Data records:
○ ○ ○
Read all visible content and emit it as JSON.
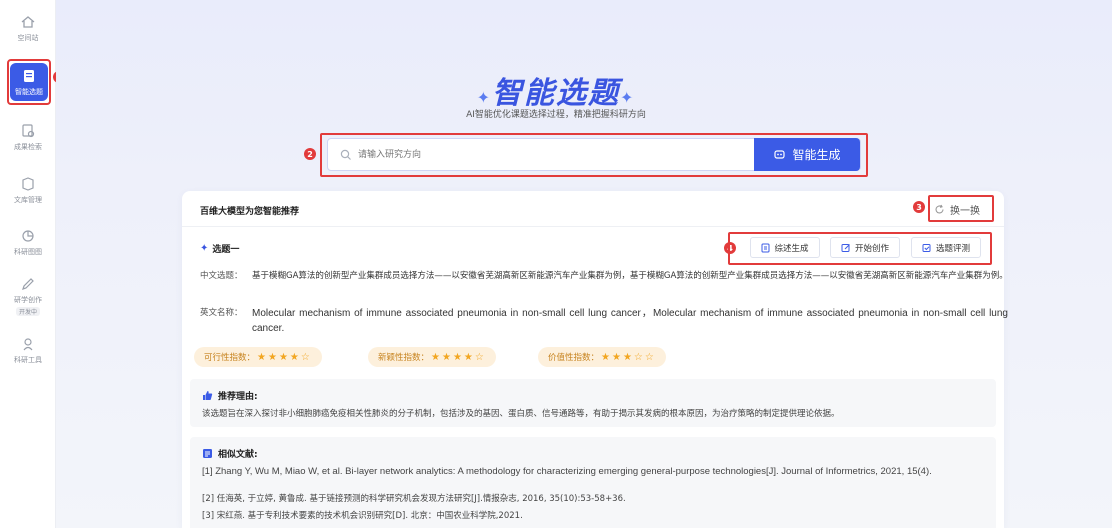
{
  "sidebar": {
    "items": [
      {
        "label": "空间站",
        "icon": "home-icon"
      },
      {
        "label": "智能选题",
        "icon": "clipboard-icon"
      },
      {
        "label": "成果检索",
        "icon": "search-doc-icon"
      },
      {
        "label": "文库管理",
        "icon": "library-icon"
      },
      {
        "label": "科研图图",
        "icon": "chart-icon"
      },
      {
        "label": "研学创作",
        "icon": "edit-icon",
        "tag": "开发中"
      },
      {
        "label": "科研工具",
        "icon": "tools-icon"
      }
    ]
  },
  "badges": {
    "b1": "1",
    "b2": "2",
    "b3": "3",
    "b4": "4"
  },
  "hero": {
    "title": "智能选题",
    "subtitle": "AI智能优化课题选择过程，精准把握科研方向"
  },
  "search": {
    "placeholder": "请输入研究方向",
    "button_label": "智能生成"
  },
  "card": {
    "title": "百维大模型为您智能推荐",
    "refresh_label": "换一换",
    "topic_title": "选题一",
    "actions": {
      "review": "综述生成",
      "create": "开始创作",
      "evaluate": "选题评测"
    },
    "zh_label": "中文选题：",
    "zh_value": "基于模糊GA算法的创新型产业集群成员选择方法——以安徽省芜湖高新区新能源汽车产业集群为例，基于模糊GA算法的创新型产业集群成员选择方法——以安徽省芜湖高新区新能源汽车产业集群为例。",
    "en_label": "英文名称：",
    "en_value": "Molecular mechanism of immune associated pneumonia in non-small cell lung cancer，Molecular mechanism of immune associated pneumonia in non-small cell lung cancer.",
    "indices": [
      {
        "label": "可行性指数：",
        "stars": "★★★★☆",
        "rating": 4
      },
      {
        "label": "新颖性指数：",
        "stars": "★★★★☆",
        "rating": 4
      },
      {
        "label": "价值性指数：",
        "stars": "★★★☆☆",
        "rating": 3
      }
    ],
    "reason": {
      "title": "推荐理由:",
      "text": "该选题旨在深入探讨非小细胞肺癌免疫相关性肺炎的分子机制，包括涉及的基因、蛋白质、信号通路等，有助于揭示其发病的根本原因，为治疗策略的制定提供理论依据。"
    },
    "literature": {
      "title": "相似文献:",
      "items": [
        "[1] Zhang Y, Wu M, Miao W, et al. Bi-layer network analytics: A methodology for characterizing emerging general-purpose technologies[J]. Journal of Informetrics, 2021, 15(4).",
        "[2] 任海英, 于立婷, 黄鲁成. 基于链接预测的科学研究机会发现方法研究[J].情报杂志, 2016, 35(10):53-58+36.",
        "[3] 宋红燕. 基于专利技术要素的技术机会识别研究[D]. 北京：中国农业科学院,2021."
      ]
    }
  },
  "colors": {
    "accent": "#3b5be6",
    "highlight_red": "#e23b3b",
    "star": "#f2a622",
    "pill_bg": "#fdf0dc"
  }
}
○ ○ ○
- Short problem
The material above holds pictures; copy everything else in it exactly.

- Completed exercise
Read all visible content and emit it as JSON.
{
  "sidebar": {
    "items": [
      {
        "label": "空间站",
        "icon": "home-icon"
      },
      {
        "label": "智能选题",
        "icon": "clipboard-icon"
      },
      {
        "label": "成果检索",
        "icon": "search-doc-icon"
      },
      {
        "label": "文库管理",
        "icon": "library-icon"
      },
      {
        "label": "科研图图",
        "icon": "chart-icon"
      },
      {
        "label": "研学创作",
        "icon": "edit-icon",
        "tag": "开发中"
      },
      {
        "label": "科研工具",
        "icon": "tools-icon"
      }
    ]
  },
  "badges": {
    "b1": "1",
    "b2": "2",
    "b3": "3",
    "b4": "4"
  },
  "hero": {
    "title": "智能选题",
    "subtitle": "AI智能优化课题选择过程，精准把握科研方向"
  },
  "search": {
    "placeholder": "请输入研究方向",
    "button_label": "智能生成"
  },
  "card": {
    "title": "百维大模型为您智能推荐",
    "refresh_label": "换一换",
    "topic_title": "选题一",
    "actions": {
      "review": "综述生成",
      "create": "开始创作",
      "evaluate": "选题评测"
    },
    "zh_label": "中文选题：",
    "zh_value": "基于模糊GA算法的创新型产业集群成员选择方法——以安徽省芜湖高新区新能源汽车产业集群为例，基于模糊GA算法的创新型产业集群成员选择方法——以安徽省芜湖高新区新能源汽车产业集群为例。",
    "en_label": "英文名称：",
    "en_value": "Molecular mechanism of immune associated pneumonia in non-small cell lung cancer，Molecular mechanism of immune associated pneumonia in non-small cell lung cancer.",
    "indices": [
      {
        "label": "可行性指数：",
        "stars": "★★★★☆",
        "rating": 4
      },
      {
        "label": "新颖性指数：",
        "stars": "★★★★☆",
        "rating": 4
      },
      {
        "label": "价值性指数：",
        "stars": "★★★☆☆",
        "rating": 3
      }
    ],
    "reason": {
      "title": "推荐理由:",
      "text": "该选题旨在深入探讨非小细胞肺癌免疫相关性肺炎的分子机制，包括涉及的基因、蛋白质、信号通路等，有助于揭示其发病的根本原因，为治疗策略的制定提供理论依据。"
    },
    "literature": {
      "title": "相似文献:",
      "items": [
        "[1] Zhang Y, Wu M, Miao W, et al. Bi-layer network analytics: A methodology for characterizing emerging general-purpose technologies[J]. Journal of Informetrics, 2021, 15(4).",
        "[2] 任海英, 于立婷, 黄鲁成. 基于链接预测的科学研究机会发现方法研究[J].情报杂志, 2016, 35(10):53-58+36.",
        "[3] 宋红燕. 基于专利技术要素的技术机会识别研究[D]. 北京：中国农业科学院,2021."
      ]
    }
  },
  "colors": {
    "accent": "#3b5be6",
    "highlight_red": "#e23b3b",
    "star": "#f2a622",
    "pill_bg": "#fdf0dc"
  }
}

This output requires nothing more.